AIM OF THE TASK: What follows is a listing; restate every line of it word for word.
• • • •
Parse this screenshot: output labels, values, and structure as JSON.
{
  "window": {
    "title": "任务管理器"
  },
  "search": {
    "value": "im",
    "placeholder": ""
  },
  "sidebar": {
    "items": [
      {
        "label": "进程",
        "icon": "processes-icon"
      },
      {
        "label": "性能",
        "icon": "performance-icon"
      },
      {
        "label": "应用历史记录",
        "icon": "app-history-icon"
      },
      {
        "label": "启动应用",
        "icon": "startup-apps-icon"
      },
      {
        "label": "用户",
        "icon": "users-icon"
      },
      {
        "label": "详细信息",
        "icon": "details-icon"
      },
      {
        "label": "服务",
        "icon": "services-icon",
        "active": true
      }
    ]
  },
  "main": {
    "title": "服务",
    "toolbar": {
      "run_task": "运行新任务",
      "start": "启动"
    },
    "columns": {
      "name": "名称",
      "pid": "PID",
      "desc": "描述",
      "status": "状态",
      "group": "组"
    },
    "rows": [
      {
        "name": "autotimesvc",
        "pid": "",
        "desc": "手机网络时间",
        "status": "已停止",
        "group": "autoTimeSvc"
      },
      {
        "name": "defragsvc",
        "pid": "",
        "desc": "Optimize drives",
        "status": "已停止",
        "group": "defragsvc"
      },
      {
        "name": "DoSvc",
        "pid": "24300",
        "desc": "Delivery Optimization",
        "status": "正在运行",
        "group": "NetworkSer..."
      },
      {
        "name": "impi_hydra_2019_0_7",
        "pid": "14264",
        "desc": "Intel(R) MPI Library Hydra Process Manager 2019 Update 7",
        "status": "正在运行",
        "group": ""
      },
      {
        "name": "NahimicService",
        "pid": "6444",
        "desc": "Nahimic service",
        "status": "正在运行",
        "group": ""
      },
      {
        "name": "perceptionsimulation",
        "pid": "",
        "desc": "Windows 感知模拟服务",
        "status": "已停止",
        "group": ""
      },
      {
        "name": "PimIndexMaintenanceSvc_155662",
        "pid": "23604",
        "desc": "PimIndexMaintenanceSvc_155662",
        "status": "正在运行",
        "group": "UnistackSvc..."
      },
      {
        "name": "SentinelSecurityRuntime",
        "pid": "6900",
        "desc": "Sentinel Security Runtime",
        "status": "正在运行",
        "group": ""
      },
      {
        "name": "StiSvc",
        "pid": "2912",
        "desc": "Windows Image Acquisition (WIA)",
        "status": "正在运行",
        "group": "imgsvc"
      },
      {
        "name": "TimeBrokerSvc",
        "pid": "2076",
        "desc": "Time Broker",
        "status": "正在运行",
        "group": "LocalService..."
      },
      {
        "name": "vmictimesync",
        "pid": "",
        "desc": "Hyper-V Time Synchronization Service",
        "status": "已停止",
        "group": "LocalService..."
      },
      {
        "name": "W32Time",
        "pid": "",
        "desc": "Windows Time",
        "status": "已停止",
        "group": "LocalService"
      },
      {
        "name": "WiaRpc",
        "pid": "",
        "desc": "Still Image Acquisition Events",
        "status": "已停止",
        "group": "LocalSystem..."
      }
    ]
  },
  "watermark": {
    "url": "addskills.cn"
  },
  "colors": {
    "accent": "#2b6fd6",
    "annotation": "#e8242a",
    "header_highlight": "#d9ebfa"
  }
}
• • • •
RESPONSE TO THE TASK:
Parse this screenshot: output labels, values, and structure as JSON.
{
  "window": {
    "title": "任务管理器"
  },
  "search": {
    "value": "im",
    "placeholder": ""
  },
  "sidebar": {
    "items": [
      {
        "label": "进程",
        "icon": "processes-icon"
      },
      {
        "label": "性能",
        "icon": "performance-icon"
      },
      {
        "label": "应用历史记录",
        "icon": "app-history-icon"
      },
      {
        "label": "启动应用",
        "icon": "startup-apps-icon"
      },
      {
        "label": "用户",
        "icon": "users-icon"
      },
      {
        "label": "详细信息",
        "icon": "details-icon"
      },
      {
        "label": "服务",
        "icon": "services-icon",
        "active": true
      }
    ]
  },
  "main": {
    "title": "服务",
    "toolbar": {
      "run_task": "运行新任务",
      "start": "启动"
    },
    "columns": {
      "name": "名称",
      "pid": "PID",
      "desc": "描述",
      "status": "状态",
      "group": "组"
    },
    "rows": [
      {
        "name": "autotimesvc",
        "pid": "",
        "desc": "手机网络时间",
        "status": "已停止",
        "group": "autoTimeSvc"
      },
      {
        "name": "defragsvc",
        "pid": "",
        "desc": "Optimize drives",
        "status": "已停止",
        "group": "defragsvc"
      },
      {
        "name": "DoSvc",
        "pid": "24300",
        "desc": "Delivery Optimization",
        "status": "正在运行",
        "group": "NetworkSer..."
      },
      {
        "name": "impi_hydra_2019_0_7",
        "pid": "14264",
        "desc": "Intel(R) MPI Library Hydra Process Manager 2019 Update 7",
        "status": "正在运行",
        "group": ""
      },
      {
        "name": "NahimicService",
        "pid": "6444",
        "desc": "Nahimic service",
        "status": "正在运行",
        "group": ""
      },
      {
        "name": "perceptionsimulation",
        "pid": "",
        "desc": "Windows 感知模拟服务",
        "status": "已停止",
        "group": ""
      },
      {
        "name": "PimIndexMaintenanceSvc_155662",
        "pid": "23604",
        "desc": "PimIndexMaintenanceSvc_155662",
        "status": "正在运行",
        "group": "UnistackSvc..."
      },
      {
        "name": "SentinelSecurityRuntime",
        "pid": "6900",
        "desc": "Sentinel Security Runtime",
        "status": "正在运行",
        "group": ""
      },
      {
        "name": "StiSvc",
        "pid": "2912",
        "desc": "Windows Image Acquisition (WIA)",
        "status": "正在运行",
        "group": "imgsvc"
      },
      {
        "name": "TimeBrokerSvc",
        "pid": "2076",
        "desc": "Time Broker",
        "status": "正在运行",
        "group": "LocalService..."
      },
      {
        "name": "vmictimesync",
        "pid": "",
        "desc": "Hyper-V Time Synchronization Service",
        "status": "已停止",
        "group": "LocalService..."
      },
      {
        "name": "W32Time",
        "pid": "",
        "desc": "Windows Time",
        "status": "已停止",
        "group": "LocalService"
      },
      {
        "name": "WiaRpc",
        "pid": "",
        "desc": "Still Image Acquisition Events",
        "status": "已停止",
        "group": "LocalSystem..."
      }
    ]
  },
  "watermark": {
    "url": "addskills.cn"
  },
  "colors": {
    "accent": "#2b6fd6",
    "annotation": "#e8242a",
    "header_highlight": "#d9ebfa"
  }
}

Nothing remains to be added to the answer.